• Short exercise: Determine how many lines of the records include "Default", and answer with the number alone.

===== Task input

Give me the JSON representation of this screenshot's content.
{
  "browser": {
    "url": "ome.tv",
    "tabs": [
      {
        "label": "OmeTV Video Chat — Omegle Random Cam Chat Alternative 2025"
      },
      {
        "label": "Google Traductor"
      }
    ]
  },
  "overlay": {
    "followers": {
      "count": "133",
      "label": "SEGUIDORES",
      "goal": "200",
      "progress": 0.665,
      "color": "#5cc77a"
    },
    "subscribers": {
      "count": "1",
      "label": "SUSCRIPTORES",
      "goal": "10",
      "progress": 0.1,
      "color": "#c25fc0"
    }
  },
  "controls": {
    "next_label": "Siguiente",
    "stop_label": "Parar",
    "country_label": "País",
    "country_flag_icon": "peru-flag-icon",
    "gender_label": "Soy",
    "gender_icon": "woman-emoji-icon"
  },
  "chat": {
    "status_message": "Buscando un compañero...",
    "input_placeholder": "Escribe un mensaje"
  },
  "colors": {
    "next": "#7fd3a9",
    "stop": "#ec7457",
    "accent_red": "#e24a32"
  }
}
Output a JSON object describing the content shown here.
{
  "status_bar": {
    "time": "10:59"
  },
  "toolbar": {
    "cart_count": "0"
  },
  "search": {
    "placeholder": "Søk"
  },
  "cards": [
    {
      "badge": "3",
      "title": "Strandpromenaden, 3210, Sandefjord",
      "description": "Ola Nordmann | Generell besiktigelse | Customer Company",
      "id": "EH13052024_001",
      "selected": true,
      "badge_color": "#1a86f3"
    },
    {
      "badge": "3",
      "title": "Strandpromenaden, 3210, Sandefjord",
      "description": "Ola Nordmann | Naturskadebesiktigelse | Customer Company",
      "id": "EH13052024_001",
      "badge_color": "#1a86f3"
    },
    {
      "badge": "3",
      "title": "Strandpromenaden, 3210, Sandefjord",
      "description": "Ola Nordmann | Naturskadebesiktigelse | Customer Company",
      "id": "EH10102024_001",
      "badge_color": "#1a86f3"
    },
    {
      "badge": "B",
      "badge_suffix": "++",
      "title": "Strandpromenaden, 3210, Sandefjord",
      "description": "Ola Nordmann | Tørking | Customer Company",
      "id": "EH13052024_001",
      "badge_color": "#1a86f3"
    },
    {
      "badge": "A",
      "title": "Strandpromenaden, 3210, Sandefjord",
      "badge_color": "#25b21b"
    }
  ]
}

==========
===== Task input

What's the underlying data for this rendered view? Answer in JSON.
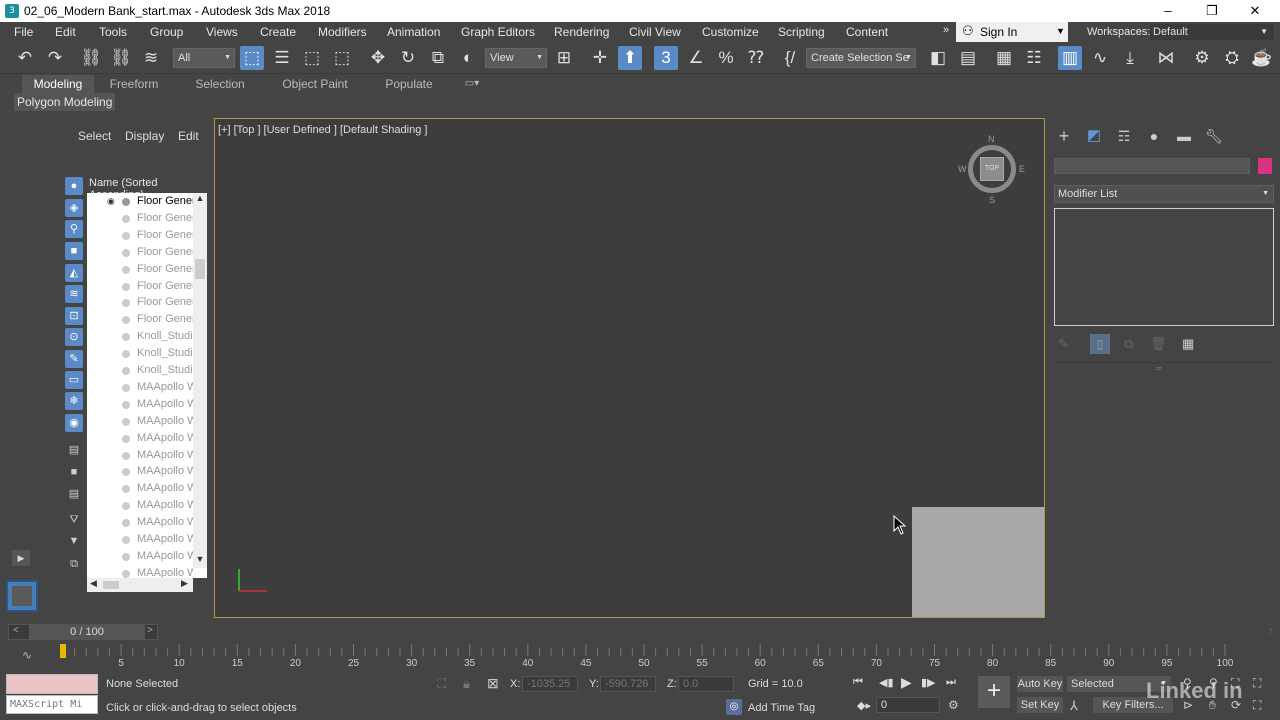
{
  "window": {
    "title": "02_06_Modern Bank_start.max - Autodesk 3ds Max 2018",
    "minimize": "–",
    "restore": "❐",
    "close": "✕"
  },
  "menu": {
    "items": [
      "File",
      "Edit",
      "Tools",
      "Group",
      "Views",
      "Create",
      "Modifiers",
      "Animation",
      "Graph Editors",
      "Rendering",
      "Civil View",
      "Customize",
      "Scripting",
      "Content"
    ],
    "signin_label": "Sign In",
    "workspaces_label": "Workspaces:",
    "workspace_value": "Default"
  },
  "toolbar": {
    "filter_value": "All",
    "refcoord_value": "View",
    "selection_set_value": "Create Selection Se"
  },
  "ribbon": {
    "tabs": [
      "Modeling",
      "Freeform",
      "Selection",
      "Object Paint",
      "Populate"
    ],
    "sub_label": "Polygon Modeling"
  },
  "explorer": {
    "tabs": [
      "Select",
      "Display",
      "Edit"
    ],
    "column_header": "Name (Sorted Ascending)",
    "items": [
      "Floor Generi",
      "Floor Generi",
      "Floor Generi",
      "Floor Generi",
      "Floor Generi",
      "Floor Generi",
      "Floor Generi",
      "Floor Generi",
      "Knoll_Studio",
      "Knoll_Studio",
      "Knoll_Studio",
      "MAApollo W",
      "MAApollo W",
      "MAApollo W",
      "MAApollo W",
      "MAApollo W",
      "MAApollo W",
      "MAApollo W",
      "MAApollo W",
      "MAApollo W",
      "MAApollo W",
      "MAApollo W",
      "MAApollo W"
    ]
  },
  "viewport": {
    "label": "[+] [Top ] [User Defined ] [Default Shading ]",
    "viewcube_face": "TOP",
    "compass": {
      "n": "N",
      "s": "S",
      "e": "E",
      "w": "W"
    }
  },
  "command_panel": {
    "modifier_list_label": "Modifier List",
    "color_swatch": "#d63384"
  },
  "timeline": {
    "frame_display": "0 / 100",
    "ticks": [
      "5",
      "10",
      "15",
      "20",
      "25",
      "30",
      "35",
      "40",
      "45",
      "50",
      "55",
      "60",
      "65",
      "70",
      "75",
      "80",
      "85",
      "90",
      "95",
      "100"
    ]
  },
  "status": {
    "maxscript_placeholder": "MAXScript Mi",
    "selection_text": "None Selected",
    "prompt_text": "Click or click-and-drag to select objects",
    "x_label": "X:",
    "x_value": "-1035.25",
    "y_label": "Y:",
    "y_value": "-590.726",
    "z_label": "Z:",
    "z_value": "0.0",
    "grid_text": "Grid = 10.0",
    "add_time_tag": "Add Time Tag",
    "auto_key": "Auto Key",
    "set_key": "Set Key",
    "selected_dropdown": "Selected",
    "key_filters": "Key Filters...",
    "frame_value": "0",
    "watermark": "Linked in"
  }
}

==========
===== Task input

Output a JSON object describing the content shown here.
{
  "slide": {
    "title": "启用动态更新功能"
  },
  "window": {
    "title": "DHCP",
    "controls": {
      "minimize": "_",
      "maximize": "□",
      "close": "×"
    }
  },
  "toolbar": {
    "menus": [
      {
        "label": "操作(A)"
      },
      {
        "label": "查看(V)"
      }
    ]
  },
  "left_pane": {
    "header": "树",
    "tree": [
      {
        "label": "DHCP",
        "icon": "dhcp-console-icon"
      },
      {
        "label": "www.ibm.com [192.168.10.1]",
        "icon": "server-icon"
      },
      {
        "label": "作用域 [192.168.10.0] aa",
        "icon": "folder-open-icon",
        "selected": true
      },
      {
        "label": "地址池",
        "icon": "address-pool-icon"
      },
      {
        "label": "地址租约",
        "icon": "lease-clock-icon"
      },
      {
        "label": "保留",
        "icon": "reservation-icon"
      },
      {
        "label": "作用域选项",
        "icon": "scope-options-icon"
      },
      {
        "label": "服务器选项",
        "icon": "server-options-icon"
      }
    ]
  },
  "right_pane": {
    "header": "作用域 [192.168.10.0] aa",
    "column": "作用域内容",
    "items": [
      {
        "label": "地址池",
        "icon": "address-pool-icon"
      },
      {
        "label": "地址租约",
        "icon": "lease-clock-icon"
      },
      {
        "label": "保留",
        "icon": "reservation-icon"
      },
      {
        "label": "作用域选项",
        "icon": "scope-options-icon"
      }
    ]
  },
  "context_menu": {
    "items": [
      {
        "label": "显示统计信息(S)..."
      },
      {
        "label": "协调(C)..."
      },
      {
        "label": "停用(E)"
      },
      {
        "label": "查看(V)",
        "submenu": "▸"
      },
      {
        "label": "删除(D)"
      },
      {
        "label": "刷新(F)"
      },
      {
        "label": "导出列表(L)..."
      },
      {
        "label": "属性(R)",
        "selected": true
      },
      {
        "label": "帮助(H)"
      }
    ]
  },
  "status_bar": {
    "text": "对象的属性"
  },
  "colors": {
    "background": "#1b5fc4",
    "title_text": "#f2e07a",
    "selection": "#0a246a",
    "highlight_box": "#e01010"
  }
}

==========

• Written reply: 2